▶ [Work to be completed]: Write out the full set of records below exactly.

-- BEGIN Input data --

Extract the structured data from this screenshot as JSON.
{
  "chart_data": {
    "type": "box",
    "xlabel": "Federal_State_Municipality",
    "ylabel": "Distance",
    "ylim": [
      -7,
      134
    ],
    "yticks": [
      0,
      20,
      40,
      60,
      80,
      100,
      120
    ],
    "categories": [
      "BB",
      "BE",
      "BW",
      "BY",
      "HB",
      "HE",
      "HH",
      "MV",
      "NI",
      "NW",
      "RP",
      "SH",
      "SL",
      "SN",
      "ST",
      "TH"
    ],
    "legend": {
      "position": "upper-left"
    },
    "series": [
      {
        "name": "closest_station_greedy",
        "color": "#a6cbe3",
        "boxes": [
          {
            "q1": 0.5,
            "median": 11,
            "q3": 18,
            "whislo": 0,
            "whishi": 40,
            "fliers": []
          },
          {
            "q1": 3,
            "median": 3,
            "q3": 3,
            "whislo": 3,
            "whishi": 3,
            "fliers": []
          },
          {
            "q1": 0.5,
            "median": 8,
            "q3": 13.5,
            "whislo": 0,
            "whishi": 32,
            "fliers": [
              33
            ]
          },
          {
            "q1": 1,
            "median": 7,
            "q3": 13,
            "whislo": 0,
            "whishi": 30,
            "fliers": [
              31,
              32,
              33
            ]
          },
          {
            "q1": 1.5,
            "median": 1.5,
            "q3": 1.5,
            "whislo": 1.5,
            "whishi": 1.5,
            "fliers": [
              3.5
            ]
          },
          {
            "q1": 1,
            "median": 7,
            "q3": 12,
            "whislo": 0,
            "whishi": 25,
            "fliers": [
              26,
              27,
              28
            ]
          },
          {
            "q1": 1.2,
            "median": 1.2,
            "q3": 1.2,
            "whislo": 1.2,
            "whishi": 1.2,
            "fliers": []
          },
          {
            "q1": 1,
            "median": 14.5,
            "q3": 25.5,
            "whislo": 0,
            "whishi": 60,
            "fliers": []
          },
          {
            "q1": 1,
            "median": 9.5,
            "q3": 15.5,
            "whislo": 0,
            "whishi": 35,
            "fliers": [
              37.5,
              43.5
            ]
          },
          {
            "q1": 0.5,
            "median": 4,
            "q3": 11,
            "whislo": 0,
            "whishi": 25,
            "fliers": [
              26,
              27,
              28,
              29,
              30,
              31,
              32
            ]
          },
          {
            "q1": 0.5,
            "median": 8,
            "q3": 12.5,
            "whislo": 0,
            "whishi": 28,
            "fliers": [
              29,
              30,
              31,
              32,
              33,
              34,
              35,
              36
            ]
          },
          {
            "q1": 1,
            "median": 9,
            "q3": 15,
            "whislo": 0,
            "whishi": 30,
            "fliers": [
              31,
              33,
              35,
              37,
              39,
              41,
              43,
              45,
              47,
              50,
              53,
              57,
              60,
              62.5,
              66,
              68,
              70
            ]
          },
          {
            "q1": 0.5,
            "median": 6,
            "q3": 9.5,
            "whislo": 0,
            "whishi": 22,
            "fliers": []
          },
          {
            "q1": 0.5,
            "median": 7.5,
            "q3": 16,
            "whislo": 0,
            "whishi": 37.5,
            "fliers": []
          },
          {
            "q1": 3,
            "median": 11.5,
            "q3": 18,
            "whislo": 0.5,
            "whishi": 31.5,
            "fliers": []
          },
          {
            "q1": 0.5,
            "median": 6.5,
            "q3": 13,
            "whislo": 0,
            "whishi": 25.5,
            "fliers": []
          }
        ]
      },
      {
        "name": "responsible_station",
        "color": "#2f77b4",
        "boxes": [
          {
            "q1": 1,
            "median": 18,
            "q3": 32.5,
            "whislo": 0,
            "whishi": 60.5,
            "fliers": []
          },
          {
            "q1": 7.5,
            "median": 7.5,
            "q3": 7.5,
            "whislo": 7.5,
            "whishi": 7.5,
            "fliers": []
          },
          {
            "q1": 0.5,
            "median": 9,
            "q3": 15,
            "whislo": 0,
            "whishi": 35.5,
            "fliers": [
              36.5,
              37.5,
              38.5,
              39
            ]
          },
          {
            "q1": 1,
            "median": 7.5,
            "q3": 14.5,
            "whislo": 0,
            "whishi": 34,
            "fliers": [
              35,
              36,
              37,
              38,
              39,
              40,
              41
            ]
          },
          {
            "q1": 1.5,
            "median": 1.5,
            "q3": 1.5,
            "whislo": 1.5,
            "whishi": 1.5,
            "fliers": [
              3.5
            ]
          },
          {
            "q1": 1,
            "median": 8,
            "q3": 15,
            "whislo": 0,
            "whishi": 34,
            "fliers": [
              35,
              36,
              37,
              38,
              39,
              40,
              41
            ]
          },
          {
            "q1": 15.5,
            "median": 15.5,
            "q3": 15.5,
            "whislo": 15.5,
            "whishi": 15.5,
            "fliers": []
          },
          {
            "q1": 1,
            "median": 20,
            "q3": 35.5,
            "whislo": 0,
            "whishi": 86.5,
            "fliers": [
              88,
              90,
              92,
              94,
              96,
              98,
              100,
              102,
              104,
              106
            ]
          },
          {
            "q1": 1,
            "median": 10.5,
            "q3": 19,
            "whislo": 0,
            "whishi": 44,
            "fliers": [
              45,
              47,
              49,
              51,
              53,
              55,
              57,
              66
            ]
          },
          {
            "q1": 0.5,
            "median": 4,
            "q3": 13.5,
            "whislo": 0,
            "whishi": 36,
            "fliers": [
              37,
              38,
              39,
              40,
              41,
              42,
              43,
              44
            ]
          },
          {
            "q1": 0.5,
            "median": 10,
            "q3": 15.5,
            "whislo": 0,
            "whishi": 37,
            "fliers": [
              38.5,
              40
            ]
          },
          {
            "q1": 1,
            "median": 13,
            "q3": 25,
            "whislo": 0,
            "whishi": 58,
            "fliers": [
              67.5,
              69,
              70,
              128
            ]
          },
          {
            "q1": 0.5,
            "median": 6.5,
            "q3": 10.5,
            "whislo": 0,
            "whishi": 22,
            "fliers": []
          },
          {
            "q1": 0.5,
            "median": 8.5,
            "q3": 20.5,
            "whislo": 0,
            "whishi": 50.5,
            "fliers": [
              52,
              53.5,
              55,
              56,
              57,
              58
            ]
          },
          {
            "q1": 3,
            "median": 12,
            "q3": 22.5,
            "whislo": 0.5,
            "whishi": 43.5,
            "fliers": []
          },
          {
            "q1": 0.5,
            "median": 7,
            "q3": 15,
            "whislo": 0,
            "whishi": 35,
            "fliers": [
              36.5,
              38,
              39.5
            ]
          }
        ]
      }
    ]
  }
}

-- END Input data --

▶ [Answer for this exercise]:
Extract the structured data from this screenshot as JSON.
{
  "chart_data": {
    "type": "box",
    "xlabel": "Federal_State_Municipality",
    "ylabel": "Distance",
    "ylim": [
      -7,
      134
    ],
    "yticks": [
      0,
      20,
      40,
      60,
      80,
      100,
      120
    ],
    "categories": [
      "BB",
      "BE",
      "BW",
      "BY",
      "HB",
      "HE",
      "HH",
      "MV",
      "NI",
      "NW",
      "RP",
      "SH",
      "SL",
      "SN",
      "ST",
      "TH"
    ],
    "legend": {
      "position": "upper-left"
    },
    "series": [
      {
        "name": "closest_station_greedy",
        "color": "#a6cbe3",
        "boxes": [
          {
            "q1": 0.5,
            "median": 11,
            "q3": 18,
            "whislo": 0,
            "whishi": 40,
            "fliers": []
          },
          {
            "q1": 3,
            "median": 3,
            "q3": 3,
            "whislo": 3,
            "whishi": 3,
            "fliers": []
          },
          {
            "q1": 0.5,
            "median": 8,
            "q3": 13.5,
            "whislo": 0,
            "whishi": 32,
            "fliers": [
              33
            ]
          },
          {
            "q1": 1,
            "median": 7,
            "q3": 13,
            "whislo": 0,
            "whishi": 30,
            "fliers": [
              31,
              32,
              33
            ]
          },
          {
            "q1": 1.5,
            "median": 1.5,
            "q3": 1.5,
            "whislo": 1.5,
            "whishi": 1.5,
            "fliers": [
              3.5
            ]
          },
          {
            "q1": 1,
            "median": 7,
            "q3": 12,
            "whislo": 0,
            "whishi": 25,
            "fliers": [
              26,
              27,
              28
            ]
          },
          {
            "q1": 1.2,
            "median": 1.2,
            "q3": 1.2,
            "whislo": 1.2,
            "whishi": 1.2,
            "fliers": []
          },
          {
            "q1": 1,
            "median": 14.5,
            "q3": 25.5,
            "whislo": 0,
            "whishi": 60,
            "fliers": []
          },
          {
            "q1": 1,
            "median": 9.5,
            "q3": 15.5,
            "whislo": 0,
            "whishi": 35,
            "fliers": [
              37.5,
              43.5
            ]
          },
          {
            "q1": 0.5,
            "median": 4,
            "q3": 11,
            "whislo": 0,
            "whishi": 25,
            "fliers": [
              26,
              27,
              28,
              29,
              30,
              31,
              32
            ]
          },
          {
            "q1": 0.5,
            "median": 8,
            "q3": 12.5,
            "whislo": 0,
            "whishi": 28,
            "fliers": [
              29,
              30,
              31,
              32,
              33,
              34,
              35,
              36
            ]
          },
          {
            "q1": 1,
            "median": 9,
            "q3": 15,
            "whislo": 0,
            "whishi": 30,
            "fliers": [
              31,
              33,
              35,
              37,
              39,
              41,
              43,
              45,
              47,
              50,
              53,
              57,
              60,
              62.5,
              66,
              68,
              70
            ]
          },
          {
            "q1": 0.5,
            "median": 6,
            "q3": 9.5,
            "whislo": 0,
            "whishi": 22,
            "fliers": []
          },
          {
            "q1": 0.5,
            "median": 7.5,
            "q3": 16,
            "whislo": 0,
            "whishi": 37.5,
            "fliers": []
          },
          {
            "q1": 3,
            "median": 11.5,
            "q3": 18,
            "whislo": 0.5,
            "whishi": 31.5,
            "fliers": []
          },
          {
            "q1": 0.5,
            "median": 6.5,
            "q3": 13,
            "whislo": 0,
            "whishi": 25.5,
            "fliers": []
          }
        ]
      },
      {
        "name": "responsible_station",
        "color": "#2f77b4",
        "boxes": [
          {
            "q1": 1,
            "median": 18,
            "q3": 32.5,
            "whislo": 0,
            "whishi": 60.5,
            "fliers": []
          },
          {
            "q1": 7.5,
            "median": 7.5,
            "q3": 7.5,
            "whislo": 7.5,
            "whishi": 7.5,
            "fliers": []
          },
          {
            "q1": 0.5,
            "median": 9,
            "q3": 15,
            "whislo": 0,
            "whishi": 35.5,
            "fliers": [
              36.5,
              37.5,
              38.5,
              39
            ]
          },
          {
            "q1": 1,
            "median": 7.5,
            "q3": 14.5,
            "whislo": 0,
            "whishi": 34,
            "fliers": [
              35,
              36,
              37,
              38,
              39,
              40,
              41
            ]
          },
          {
            "q1": 1.5,
            "median": 1.5,
            "q3": 1.5,
            "whislo": 1.5,
            "whishi": 1.5,
            "fliers": [
              3.5
            ]
          },
          {
            "q1": 1,
            "median": 8,
            "q3": 15,
            "whislo": 0,
            "whishi": 34,
            "fliers": [
              35,
              36,
              37,
              38,
              39,
              40,
              41
            ]
          },
          {
            "q1": 15.5,
            "median": 15.5,
            "q3": 15.5,
            "whislo": 15.5,
            "whishi": 15.5,
            "fliers": []
          },
          {
            "q1": 1,
            "median": 20,
            "q3": 35.5,
            "whislo": 0,
            "whishi": 86.5,
            "fliers": [
              88,
              90,
              92,
              94,
              96,
              98,
              100,
              102,
              104,
              106
            ]
          },
          {
            "q1": 1,
            "median": 10.5,
            "q3": 19,
            "whislo": 0,
            "whishi": 44,
            "fliers": [
              45,
              47,
              49,
              51,
              53,
              55,
              57,
              66
            ]
          },
          {
            "q1": 0.5,
            "median": 4,
            "q3": 13.5,
            "whislo": 0,
            "whishi": 36,
            "fliers": [
              37,
              38,
              39,
              40,
              41,
              42,
              43,
              44
            ]
          },
          {
            "q1": 0.5,
            "median": 10,
            "q3": 15.5,
            "whislo": 0,
            "whishi": 37,
            "fliers": [
              38.5,
              40
            ]
          },
          {
            "q1": 1,
            "median": 13,
            "q3": 25,
            "whislo": 0,
            "whishi": 58,
            "fliers": [
              67.5,
              69,
              70,
              128
            ]
          },
          {
            "q1": 0.5,
            "median": 6.5,
            "q3": 10.5,
            "whislo": 0,
            "whishi": 22,
            "fliers": []
          },
          {
            "q1": 0.5,
            "median": 8.5,
            "q3": 20.5,
            "whislo": 0,
            "whishi": 50.5,
            "fliers": [
              52,
              53.5,
              55,
              56,
              57,
              58
            ]
          },
          {
            "q1": 3,
            "median": 12,
            "q3": 22.5,
            "whislo": 0.5,
            "whishi": 43.5,
            "fliers": []
          },
          {
            "q1": 0.5,
            "median": 7,
            "q3": 15,
            "whislo": 0,
            "whishi": 35,
            "fliers": [
              36.5,
              38,
              39.5
            ]
          }
        ]
      }
    ]
  }
}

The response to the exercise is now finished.